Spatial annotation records

%%

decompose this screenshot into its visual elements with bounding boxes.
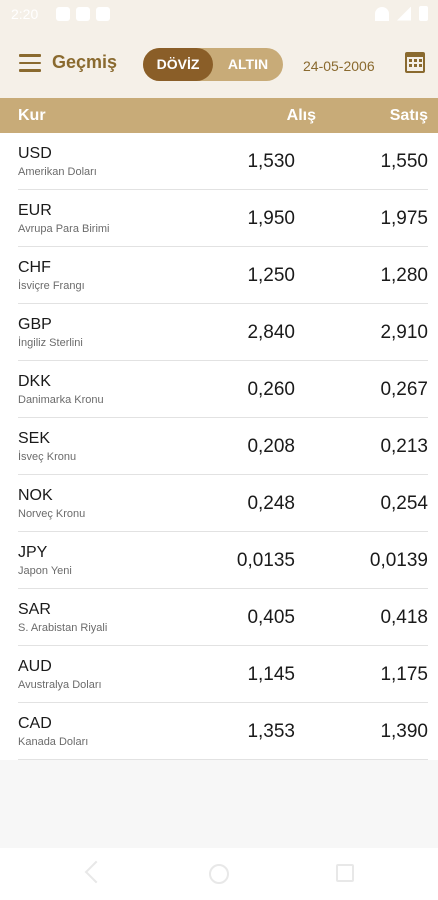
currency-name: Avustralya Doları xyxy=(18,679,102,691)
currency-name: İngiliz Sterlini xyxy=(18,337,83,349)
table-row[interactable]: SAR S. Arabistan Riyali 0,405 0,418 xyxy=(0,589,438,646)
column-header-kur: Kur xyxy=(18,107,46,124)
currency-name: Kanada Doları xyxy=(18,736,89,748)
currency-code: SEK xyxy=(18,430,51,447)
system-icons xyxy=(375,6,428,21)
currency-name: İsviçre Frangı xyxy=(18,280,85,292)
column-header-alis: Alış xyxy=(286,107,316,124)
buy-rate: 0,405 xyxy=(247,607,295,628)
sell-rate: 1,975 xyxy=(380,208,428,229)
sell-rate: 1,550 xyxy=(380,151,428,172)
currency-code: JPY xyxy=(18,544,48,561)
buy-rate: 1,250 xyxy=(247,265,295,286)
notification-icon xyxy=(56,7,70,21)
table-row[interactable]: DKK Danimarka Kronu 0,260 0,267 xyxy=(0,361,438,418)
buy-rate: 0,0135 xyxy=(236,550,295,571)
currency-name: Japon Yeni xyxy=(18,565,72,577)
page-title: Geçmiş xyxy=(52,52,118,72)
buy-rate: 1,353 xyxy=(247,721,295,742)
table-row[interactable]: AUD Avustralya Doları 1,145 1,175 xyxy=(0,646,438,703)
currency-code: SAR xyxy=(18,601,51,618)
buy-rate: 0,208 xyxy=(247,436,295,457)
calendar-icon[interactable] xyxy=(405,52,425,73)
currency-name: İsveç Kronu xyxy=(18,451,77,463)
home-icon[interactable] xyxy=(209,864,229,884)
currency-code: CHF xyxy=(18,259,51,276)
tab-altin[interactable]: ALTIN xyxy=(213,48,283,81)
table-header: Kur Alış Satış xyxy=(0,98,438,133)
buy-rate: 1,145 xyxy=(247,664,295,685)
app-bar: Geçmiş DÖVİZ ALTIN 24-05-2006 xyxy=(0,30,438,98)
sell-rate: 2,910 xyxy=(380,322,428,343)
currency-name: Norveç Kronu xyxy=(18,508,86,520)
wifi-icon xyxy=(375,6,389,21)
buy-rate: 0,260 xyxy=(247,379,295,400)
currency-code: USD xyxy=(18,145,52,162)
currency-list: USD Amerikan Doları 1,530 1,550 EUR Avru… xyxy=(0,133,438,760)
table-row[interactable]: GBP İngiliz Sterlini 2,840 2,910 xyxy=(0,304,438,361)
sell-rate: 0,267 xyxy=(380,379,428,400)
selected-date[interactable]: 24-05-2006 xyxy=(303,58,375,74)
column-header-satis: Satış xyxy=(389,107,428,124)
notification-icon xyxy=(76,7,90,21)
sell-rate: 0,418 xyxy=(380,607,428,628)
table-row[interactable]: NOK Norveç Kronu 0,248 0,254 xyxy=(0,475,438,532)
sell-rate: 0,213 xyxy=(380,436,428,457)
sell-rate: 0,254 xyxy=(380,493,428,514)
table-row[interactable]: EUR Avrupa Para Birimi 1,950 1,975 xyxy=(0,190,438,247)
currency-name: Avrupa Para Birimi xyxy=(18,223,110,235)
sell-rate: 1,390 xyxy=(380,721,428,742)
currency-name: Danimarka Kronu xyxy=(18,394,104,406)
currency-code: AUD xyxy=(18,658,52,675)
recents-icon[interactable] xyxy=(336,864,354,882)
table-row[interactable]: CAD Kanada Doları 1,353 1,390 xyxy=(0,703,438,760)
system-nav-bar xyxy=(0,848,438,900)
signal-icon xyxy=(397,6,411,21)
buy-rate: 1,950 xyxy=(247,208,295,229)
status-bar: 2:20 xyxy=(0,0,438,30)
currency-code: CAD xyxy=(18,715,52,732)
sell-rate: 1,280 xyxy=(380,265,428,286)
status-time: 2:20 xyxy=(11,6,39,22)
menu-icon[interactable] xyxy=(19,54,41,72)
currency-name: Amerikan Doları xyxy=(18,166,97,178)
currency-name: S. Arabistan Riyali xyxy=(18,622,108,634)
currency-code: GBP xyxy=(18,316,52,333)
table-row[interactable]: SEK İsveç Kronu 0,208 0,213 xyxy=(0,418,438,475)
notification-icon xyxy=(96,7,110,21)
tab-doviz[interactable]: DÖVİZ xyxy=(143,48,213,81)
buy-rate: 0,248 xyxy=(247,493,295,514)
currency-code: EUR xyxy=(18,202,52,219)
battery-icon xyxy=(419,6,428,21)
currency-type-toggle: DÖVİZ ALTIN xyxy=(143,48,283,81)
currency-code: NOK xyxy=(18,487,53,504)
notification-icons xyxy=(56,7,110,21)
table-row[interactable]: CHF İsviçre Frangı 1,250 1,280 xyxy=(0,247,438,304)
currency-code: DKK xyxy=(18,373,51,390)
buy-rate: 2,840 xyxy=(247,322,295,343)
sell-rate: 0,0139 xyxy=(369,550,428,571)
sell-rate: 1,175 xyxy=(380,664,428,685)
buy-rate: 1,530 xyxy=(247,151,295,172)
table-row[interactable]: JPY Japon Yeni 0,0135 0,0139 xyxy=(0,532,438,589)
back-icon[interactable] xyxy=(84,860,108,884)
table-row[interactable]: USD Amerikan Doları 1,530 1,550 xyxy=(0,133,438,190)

%%

=== What you are asked to do ===
Copy all of the records above verbatim, line for line, leaving out the pictures.

=== Task result ===
decompose this screenshot into its visual elements with bounding boxes.
currency-name: Avustralya Doları xyxy=(18,679,102,691)
currency-name: İngiliz Sterlini xyxy=(18,337,83,349)
table-row[interactable]: SAR S. Arabistan Riyali 0,405 0,418 xyxy=(0,589,438,646)
column-header-kur: Kur xyxy=(18,107,46,124)
currency-name: Kanada Doları xyxy=(18,736,89,748)
currency-code: SEK xyxy=(18,430,51,447)
system-icons xyxy=(375,6,428,21)
currency-name: İsviçre Frangı xyxy=(18,280,85,292)
column-header-alis: Alış xyxy=(286,107,316,124)
buy-rate: 0,405 xyxy=(247,607,295,628)
sell-rate: 1,975 xyxy=(380,208,428,229)
sell-rate: 1,550 xyxy=(380,151,428,172)
currency-code: JPY xyxy=(18,544,48,561)
buy-rate: 1,250 xyxy=(247,265,295,286)
notification-icon xyxy=(56,7,70,21)
table-row[interactable]: DKK Danimarka Kronu 0,260 0,267 xyxy=(0,361,438,418)
buy-rate: 0,0135 xyxy=(236,550,295,571)
currency-name: Japon Yeni xyxy=(18,565,72,577)
page-title: Geçmiş xyxy=(52,52,118,72)
buy-rate: 1,353 xyxy=(247,721,295,742)
table-row[interactable]: AUD Avustralya Doları 1,145 1,175 xyxy=(0,646,438,703)
currency-code: SAR xyxy=(18,601,51,618)
buy-rate: 0,208 xyxy=(247,436,295,457)
calendar-icon[interactable] xyxy=(405,52,425,73)
currency-name: İsveç Kronu xyxy=(18,451,77,463)
home-icon[interactable] xyxy=(209,864,229,884)
currency-code: CHF xyxy=(18,259,51,276)
tab-altin[interactable]: ALTIN xyxy=(213,48,283,81)
table-header: Kur Alış Satış xyxy=(0,98,438,133)
buy-rate: 1,145 xyxy=(247,664,295,685)
app-bar: Geçmiş DÖVİZ ALTIN 24-05-2006 xyxy=(0,30,438,98)
sell-rate: 2,910 xyxy=(380,322,428,343)
currency-name: Norveç Kronu xyxy=(18,508,86,520)
wifi-icon xyxy=(375,6,389,21)
buy-rate: 0,260 xyxy=(247,379,295,400)
currency-code: USD xyxy=(18,145,52,162)
currency-list: USD Amerikan Doları 1,530 1,550 EUR Avru… xyxy=(0,133,438,760)
table-row[interactable]: GBP İngiliz Sterlini 2,840 2,910 xyxy=(0,304,438,361)
sell-rate: 0,267 xyxy=(380,379,428,400)
selected-date[interactable]: 24-05-2006 xyxy=(303,58,375,74)
column-header-satis: Satış xyxy=(389,107,428,124)
notification-icon xyxy=(76,7,90,21)
sell-rate: 0,418 xyxy=(380,607,428,628)
table-row[interactable]: NOK Norveç Kronu 0,248 0,254 xyxy=(0,475,438,532)
sell-rate: 0,213 xyxy=(380,436,428,457)
sell-rate: 0,254 xyxy=(380,493,428,514)
table-row[interactable]: EUR Avrupa Para Birimi 1,950 1,975 xyxy=(0,190,438,247)
currency-name: Avrupa Para Birimi xyxy=(18,223,110,235)
sell-rate: 1,390 xyxy=(380,721,428,742)
currency-name: Danimarka Kronu xyxy=(18,394,104,406)
currency-code: AUD xyxy=(18,658,52,675)
recents-icon[interactable] xyxy=(336,864,354,882)
table-row[interactable]: CAD Kanada Doları 1,353 1,390 xyxy=(0,703,438,760)
system-nav-bar xyxy=(0,848,438,900)
signal-icon xyxy=(397,6,411,21)
buy-rate: 1,950 xyxy=(247,208,295,229)
status-bar: 2:20 xyxy=(0,0,438,30)
currency-code: CAD xyxy=(18,715,52,732)
sell-rate: 1,280 xyxy=(380,265,428,286)
status-time: 2:20 xyxy=(11,6,39,22)
menu-icon[interactable] xyxy=(19,54,41,72)
currency-name: Amerikan Doları xyxy=(18,166,97,178)
currency-name: S. Arabistan Riyali xyxy=(18,622,108,634)
currency-code: GBP xyxy=(18,316,52,333)
table-row[interactable]: SEK İsveç Kronu 0,208 0,213 xyxy=(0,418,438,475)
notification-icon xyxy=(96,7,110,21)
tab-doviz[interactable]: DÖVİZ xyxy=(143,48,213,81)
buy-rate: 0,248 xyxy=(247,493,295,514)
currency-code: EUR xyxy=(18,202,52,219)
battery-icon xyxy=(419,6,428,21)
currency-type-toggle: DÖVİZ ALTIN xyxy=(143,48,283,81)
currency-code: NOK xyxy=(18,487,53,504)
notification-icons xyxy=(56,7,110,21)
table-row[interactable]: CHF İsviçre Frangı 1,250 1,280 xyxy=(0,247,438,304)
currency-code: DKK xyxy=(18,373,51,390)
buy-rate: 2,840 xyxy=(247,322,295,343)
sell-rate: 0,0139 xyxy=(369,550,428,571)
sell-rate: 1,175 xyxy=(380,664,428,685)
buy-rate: 1,530 xyxy=(247,151,295,172)
table-row[interactable]: JPY Japon Yeni 0,0135 0,0139 xyxy=(0,532,438,589)
back-icon[interactable] xyxy=(84,860,108,884)
table-row[interactable]: USD Amerikan Doları 1,530 1,550 xyxy=(0,133,438,190)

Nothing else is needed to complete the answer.